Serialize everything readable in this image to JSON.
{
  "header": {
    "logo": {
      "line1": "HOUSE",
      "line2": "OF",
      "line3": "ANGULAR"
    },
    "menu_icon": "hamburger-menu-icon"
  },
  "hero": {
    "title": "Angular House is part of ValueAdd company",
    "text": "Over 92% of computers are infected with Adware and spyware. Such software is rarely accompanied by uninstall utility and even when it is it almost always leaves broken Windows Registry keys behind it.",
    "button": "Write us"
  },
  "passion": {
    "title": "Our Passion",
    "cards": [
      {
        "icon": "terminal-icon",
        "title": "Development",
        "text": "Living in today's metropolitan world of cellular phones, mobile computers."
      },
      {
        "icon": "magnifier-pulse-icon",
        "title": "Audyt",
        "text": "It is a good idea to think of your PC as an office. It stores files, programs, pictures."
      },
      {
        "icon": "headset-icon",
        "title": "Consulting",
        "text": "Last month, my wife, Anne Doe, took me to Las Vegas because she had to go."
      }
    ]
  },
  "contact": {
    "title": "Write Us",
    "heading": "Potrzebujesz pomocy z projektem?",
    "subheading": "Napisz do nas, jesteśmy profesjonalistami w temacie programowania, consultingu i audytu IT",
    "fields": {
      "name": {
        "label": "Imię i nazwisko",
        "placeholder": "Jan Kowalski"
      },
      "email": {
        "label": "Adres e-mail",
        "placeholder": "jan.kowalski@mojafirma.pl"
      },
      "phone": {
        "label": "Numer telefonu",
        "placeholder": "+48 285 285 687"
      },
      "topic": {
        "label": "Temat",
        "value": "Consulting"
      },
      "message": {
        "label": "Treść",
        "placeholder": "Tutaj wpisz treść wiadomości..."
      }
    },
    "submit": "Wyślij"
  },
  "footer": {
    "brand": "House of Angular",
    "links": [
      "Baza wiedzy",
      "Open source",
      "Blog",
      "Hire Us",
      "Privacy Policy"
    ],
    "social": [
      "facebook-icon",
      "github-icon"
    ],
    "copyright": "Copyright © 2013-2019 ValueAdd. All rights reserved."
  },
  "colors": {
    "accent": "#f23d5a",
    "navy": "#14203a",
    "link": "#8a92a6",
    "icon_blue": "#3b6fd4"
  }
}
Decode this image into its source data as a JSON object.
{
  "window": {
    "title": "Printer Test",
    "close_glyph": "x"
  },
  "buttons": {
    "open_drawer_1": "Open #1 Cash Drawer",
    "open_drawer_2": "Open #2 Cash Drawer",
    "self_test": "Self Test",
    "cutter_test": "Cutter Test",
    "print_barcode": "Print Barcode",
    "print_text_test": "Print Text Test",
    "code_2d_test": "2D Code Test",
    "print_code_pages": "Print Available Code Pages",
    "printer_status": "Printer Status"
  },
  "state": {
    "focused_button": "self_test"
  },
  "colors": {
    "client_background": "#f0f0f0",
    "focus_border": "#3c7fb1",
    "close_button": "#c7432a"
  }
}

******

■ WORK INSTRUCTIONS
Look above for the line containing "Decode this image", then transcribe it and all lines after it through the last, exactly and with nothing else.

■ SOLVED EXERCISE
Decode this image into its source data as a JSON object.
{
  "window": {
    "title": "Printer Test",
    "close_glyph": "x"
  },
  "buttons": {
    "open_drawer_1": "Open #1 Cash Drawer",
    "open_drawer_2": "Open #2 Cash Drawer",
    "self_test": "Self Test",
    "cutter_test": "Cutter Test",
    "print_barcode": "Print Barcode",
    "print_text_test": "Print Text Test",
    "code_2d_test": "2D Code Test",
    "print_code_pages": "Print Available Code Pages",
    "printer_status": "Printer Status"
  },
  "state": {
    "focused_button": "self_test"
  },
  "colors": {
    "client_background": "#f0f0f0",
    "focus_border": "#3c7fb1",
    "close_button": "#c7432a"
  }
}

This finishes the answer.